# DATA SHOWN:
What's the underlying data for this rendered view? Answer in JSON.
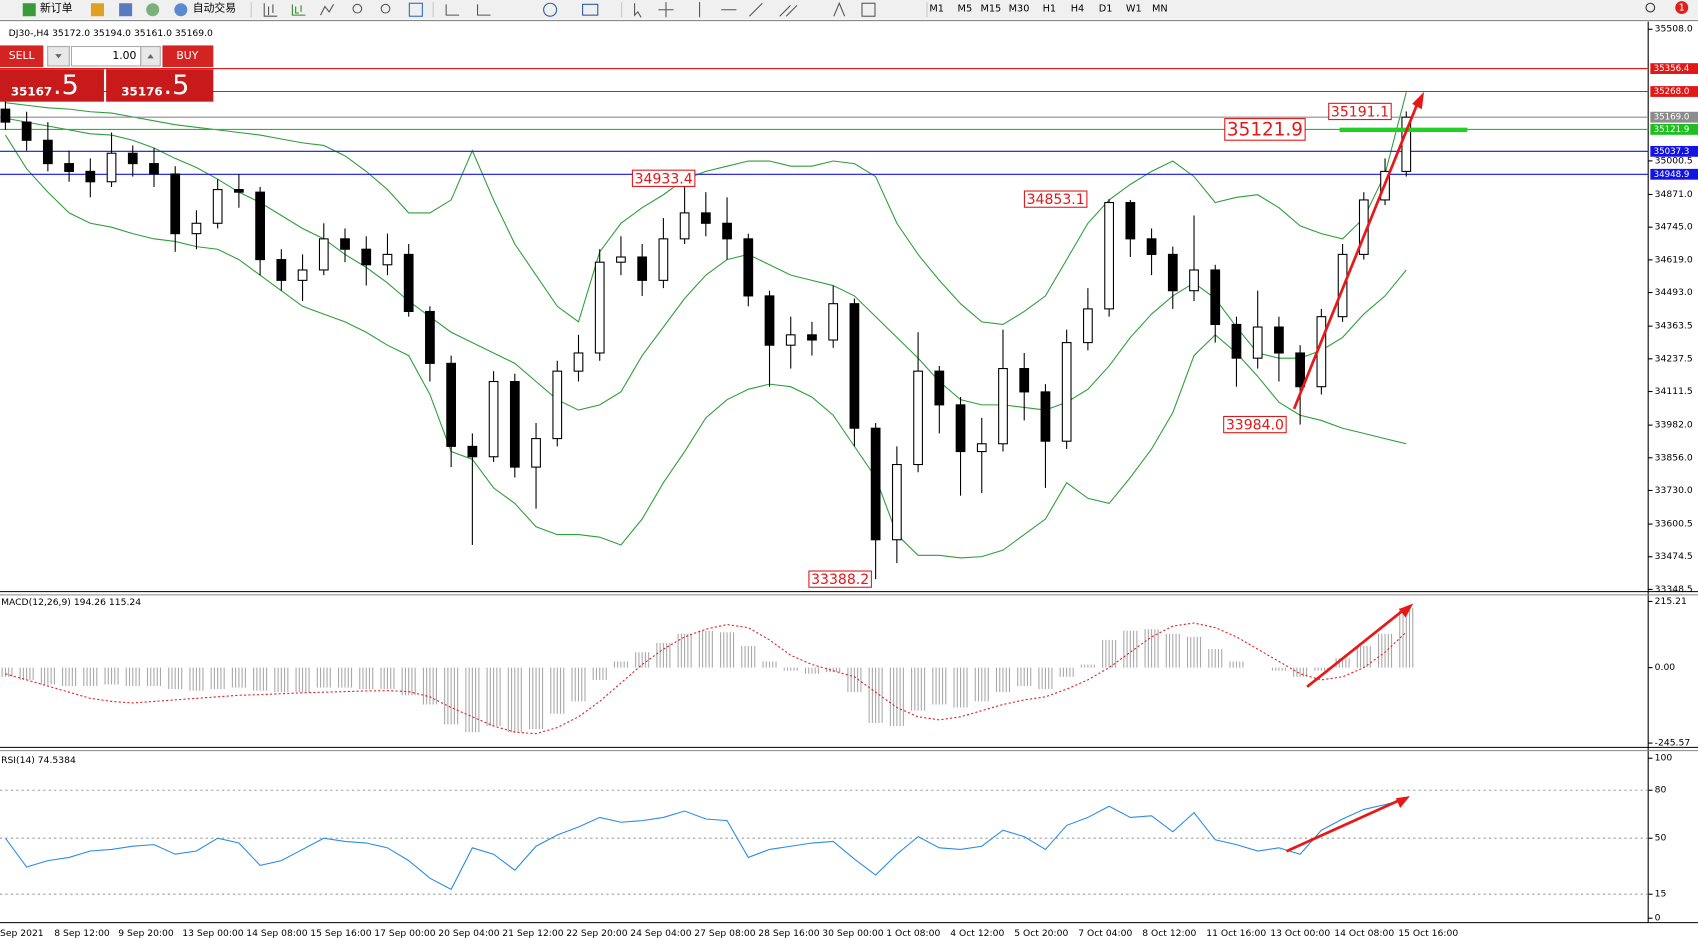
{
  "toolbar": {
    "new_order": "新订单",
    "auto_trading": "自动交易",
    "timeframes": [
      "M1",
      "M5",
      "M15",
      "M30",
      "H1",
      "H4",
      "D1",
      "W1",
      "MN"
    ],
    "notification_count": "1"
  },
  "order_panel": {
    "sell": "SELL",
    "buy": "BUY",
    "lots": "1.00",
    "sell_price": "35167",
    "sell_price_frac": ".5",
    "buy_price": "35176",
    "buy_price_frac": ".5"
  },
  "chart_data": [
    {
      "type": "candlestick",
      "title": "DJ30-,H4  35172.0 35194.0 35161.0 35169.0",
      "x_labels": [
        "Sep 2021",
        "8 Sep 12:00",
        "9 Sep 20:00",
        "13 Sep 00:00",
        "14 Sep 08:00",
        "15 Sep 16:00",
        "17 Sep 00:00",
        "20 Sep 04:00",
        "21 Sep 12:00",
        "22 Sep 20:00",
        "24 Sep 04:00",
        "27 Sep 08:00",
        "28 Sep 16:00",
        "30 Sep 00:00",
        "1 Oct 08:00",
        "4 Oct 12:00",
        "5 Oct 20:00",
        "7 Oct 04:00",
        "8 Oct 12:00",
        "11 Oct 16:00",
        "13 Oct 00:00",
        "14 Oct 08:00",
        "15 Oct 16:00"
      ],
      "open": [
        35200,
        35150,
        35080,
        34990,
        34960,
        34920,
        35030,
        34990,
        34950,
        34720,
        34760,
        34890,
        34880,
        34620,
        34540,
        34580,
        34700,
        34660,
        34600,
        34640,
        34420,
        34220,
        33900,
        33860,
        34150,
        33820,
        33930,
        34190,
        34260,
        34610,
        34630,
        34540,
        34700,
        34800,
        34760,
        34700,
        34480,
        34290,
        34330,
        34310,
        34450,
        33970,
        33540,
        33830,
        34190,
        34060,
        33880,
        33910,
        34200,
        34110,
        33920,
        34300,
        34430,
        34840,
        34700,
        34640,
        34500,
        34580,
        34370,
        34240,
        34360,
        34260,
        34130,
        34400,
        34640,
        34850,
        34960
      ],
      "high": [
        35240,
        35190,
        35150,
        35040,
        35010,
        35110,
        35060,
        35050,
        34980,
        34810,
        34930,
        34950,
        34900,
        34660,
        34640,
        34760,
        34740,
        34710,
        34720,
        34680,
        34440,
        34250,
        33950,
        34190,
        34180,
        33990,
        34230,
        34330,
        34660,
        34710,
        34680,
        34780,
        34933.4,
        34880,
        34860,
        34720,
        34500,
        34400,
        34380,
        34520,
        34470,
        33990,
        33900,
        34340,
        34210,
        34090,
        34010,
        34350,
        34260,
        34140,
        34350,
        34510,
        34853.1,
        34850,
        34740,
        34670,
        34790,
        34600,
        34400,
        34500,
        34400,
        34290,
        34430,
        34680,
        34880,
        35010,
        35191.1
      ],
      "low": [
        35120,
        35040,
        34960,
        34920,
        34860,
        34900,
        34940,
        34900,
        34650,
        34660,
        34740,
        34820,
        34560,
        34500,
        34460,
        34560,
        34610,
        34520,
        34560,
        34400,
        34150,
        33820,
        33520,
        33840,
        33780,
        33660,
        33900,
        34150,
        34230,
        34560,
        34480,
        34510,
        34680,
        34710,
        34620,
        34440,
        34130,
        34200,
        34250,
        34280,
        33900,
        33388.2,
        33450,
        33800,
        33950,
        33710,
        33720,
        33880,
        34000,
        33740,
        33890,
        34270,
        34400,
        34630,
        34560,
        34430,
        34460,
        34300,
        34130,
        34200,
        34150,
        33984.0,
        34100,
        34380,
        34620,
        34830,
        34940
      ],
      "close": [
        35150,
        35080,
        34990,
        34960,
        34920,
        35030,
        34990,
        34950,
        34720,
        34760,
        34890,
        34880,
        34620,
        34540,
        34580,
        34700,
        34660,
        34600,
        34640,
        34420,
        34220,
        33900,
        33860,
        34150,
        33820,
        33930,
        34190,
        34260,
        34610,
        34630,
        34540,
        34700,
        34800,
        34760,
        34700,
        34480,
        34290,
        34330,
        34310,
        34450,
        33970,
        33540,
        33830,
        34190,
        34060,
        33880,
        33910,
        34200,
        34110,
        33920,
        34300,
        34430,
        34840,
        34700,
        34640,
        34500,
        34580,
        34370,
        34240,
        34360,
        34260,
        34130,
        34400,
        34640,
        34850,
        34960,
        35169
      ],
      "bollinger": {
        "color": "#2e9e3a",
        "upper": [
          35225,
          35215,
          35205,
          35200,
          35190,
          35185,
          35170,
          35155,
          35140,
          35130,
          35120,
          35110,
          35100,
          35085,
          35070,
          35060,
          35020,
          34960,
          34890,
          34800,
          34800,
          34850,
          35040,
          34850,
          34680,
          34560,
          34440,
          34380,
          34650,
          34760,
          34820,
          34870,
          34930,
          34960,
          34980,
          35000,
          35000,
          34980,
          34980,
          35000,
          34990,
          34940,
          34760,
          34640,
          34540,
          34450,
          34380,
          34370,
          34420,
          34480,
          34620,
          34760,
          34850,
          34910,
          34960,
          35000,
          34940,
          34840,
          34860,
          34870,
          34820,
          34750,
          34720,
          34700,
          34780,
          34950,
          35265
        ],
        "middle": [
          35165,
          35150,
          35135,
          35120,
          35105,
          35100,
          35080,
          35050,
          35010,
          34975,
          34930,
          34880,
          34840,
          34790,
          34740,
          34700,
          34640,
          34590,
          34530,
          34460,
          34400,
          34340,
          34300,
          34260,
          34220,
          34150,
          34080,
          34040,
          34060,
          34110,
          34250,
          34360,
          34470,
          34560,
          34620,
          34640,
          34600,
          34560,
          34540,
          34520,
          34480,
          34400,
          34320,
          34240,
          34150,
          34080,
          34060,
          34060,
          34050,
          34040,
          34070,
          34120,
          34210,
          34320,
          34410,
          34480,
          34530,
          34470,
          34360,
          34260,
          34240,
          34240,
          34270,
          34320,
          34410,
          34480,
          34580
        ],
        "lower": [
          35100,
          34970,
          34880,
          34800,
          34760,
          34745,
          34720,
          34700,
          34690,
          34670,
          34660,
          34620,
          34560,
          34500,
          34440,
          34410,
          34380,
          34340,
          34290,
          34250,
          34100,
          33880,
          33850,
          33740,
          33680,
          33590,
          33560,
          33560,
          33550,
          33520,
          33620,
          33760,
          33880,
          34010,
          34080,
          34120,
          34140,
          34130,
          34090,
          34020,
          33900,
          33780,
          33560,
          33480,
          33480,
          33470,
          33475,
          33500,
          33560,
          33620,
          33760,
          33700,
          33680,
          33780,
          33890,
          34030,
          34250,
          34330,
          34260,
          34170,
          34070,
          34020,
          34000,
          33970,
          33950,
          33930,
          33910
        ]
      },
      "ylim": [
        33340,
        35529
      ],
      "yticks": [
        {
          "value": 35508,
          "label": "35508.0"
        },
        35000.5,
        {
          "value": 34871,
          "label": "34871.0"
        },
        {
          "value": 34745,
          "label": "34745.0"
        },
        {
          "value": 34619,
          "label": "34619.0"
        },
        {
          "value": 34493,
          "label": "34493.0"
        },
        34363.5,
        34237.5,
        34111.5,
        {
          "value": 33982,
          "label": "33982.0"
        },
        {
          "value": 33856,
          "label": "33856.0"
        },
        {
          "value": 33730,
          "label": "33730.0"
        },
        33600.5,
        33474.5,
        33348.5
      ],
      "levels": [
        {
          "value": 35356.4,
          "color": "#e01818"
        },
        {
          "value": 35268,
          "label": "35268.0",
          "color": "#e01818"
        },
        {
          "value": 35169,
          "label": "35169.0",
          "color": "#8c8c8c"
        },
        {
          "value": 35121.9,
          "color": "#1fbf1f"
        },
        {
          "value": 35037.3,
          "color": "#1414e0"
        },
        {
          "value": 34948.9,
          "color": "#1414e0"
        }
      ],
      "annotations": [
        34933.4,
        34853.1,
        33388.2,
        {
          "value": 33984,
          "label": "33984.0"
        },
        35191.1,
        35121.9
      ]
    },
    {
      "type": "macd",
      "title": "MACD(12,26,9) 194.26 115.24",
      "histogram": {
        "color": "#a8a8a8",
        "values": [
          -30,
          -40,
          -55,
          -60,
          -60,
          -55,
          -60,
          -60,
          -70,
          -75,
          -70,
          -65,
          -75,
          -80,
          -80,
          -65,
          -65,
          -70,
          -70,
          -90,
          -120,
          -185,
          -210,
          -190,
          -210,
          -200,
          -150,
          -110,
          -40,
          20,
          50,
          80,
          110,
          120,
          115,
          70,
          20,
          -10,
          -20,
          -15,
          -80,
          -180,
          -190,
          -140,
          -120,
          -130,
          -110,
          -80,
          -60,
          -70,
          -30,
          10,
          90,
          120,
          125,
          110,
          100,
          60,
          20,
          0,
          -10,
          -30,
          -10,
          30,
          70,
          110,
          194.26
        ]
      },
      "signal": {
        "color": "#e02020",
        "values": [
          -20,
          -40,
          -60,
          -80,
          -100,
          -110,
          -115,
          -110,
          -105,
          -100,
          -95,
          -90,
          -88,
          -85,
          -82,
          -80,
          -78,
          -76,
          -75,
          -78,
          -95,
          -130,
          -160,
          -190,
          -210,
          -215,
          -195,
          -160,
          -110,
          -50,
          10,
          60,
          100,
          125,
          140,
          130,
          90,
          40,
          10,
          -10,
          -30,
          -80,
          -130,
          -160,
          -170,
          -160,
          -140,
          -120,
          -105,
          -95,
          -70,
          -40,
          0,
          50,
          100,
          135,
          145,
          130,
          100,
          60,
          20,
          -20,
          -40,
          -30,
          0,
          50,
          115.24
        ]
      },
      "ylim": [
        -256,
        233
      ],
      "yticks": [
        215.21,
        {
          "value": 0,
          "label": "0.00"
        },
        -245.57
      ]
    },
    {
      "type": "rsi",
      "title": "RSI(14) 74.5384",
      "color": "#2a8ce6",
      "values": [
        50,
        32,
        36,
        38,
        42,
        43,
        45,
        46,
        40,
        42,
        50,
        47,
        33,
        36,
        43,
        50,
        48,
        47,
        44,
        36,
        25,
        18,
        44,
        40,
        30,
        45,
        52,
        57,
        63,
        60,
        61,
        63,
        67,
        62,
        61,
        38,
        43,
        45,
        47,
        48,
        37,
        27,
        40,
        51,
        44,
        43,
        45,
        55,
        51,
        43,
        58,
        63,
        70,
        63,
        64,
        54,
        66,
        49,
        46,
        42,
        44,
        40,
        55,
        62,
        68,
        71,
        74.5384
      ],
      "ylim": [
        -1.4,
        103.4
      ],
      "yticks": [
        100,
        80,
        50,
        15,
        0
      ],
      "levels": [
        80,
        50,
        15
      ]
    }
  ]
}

...

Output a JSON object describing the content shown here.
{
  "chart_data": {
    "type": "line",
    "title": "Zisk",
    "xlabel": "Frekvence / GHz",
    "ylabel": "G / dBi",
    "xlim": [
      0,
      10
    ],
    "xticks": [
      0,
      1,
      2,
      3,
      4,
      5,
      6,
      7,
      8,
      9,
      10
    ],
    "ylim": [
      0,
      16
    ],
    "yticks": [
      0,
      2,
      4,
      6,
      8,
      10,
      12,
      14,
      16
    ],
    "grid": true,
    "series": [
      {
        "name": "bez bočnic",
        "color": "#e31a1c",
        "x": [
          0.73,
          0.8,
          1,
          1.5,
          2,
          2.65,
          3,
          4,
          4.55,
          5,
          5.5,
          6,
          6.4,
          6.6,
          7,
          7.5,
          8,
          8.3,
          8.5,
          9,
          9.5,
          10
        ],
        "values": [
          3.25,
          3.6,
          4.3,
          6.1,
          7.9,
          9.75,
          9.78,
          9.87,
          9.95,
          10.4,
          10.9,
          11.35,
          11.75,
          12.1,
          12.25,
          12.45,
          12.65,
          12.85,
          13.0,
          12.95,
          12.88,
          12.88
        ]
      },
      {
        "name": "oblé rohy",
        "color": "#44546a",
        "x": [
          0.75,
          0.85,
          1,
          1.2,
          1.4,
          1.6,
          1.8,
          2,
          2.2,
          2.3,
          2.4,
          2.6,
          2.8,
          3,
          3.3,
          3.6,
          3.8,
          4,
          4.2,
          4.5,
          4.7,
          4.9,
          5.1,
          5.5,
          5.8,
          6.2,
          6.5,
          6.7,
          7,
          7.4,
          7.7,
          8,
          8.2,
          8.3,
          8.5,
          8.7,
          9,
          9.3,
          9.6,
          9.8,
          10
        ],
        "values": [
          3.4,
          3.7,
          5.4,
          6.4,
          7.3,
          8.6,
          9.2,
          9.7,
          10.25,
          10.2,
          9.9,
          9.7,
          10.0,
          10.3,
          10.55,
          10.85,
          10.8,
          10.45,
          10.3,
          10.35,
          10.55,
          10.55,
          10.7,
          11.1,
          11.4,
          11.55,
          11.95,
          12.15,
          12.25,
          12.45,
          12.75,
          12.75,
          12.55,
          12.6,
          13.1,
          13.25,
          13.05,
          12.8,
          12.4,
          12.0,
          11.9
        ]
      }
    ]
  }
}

# STATED PROBLEM:
List every line in the records above that contains the word "title".

# RESULT OF THIS EXERCISE:
      "title": "DJ30-,H4  35172.0 35194.0 35161.0 35169.0",
      "title": "MACD(12,26,9) 194.26 115.24",
      "title": "RSI(14) 74.5384",
    "title": "Zisk",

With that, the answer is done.